Data listing:
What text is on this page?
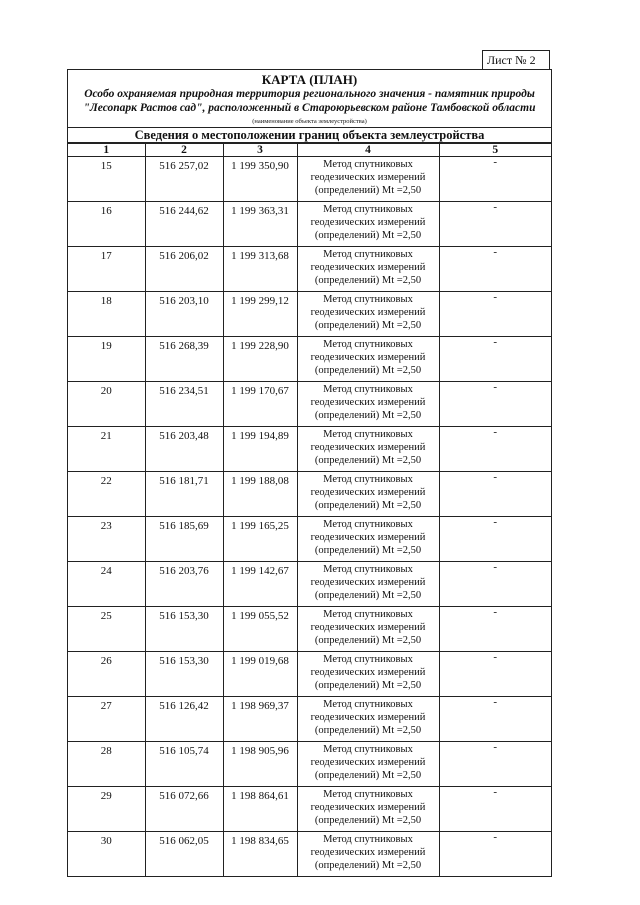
Лист № 2
КАРТА (ПЛАН)
Особо охраняемая природная территория регионального значения - памятник природы "Лесопарк Растов сад", расположенный в Староюрьевском районе Тамбовской области
(наименование объекта землеустройства)
Сведения о местоположении границ объекта землеустройства
1	2	3	4	5
15	516 257,02	1 199 350,90	Метод спутниковых
геодезических измерений
(определений) Mt =2,50	-
16	516 244,62	1 199 363,31	Метод спутниковых
геодезических измерений
(определений) Mt =2,50	-
17	516 206,02	1 199 313,68	Метод спутниковых
геодезических измерений
(определений) Mt =2,50	-
18	516 203,10	1 199 299,12	Метод спутниковых
геодезических измерений
(определений) Mt =2,50	-
19	516 268,39	1 199 228,90	Метод спутниковых
геодезических измерений
(определений) Mt =2,50	-
20	516 234,51	1 199 170,67	Метод спутниковых
геодезических измерений
(определений) Mt =2,50	-
21	516 203,48	1 199 194,89	Метод спутниковых
геодезических измерений
(определений) Mt =2,50	-
22	516 181,71	1 199 188,08	Метод спутниковых
геодезических измерений
(определений) Mt =2,50	-
23	516 185,69	1 199 165,25	Метод спутниковых
геодезических измерений
(определений) Mt =2,50	-
24	516 203,76	1 199 142,67	Метод спутниковых
геодезических измерений
(определений) Mt =2,50	-
25	516 153,30	1 199 055,52	Метод спутниковых
геодезических измерений
(определений) Mt =2,50	-
26	516 153,30	1 199 019,68	Метод спутниковых
геодезических измерений
(определений) Mt =2,50	-
27	516 126,42	1 198 969,37	Метод спутниковых
геодезических измерений
(определений) Mt =2,50	-
28	516 105,74	1 198 905,96	Метод спутниковых
геодезических измерений
(определений) Mt =2,50	-
29	516 072,66	1 198 864,61	Метод спутниковых
геодезических измерений
(определений) Mt =2,50	-
30	516 062,05	1 198 834,65	Метод спутниковых
геодезических измерений
(определений) Mt =2,50	-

■ Exercise prompt
Pull out every line of the records above that contains the word "землеустройства".

■ The result
(наименование объекта землеустройства)
Сведения о местоположении границ объекта землеустройства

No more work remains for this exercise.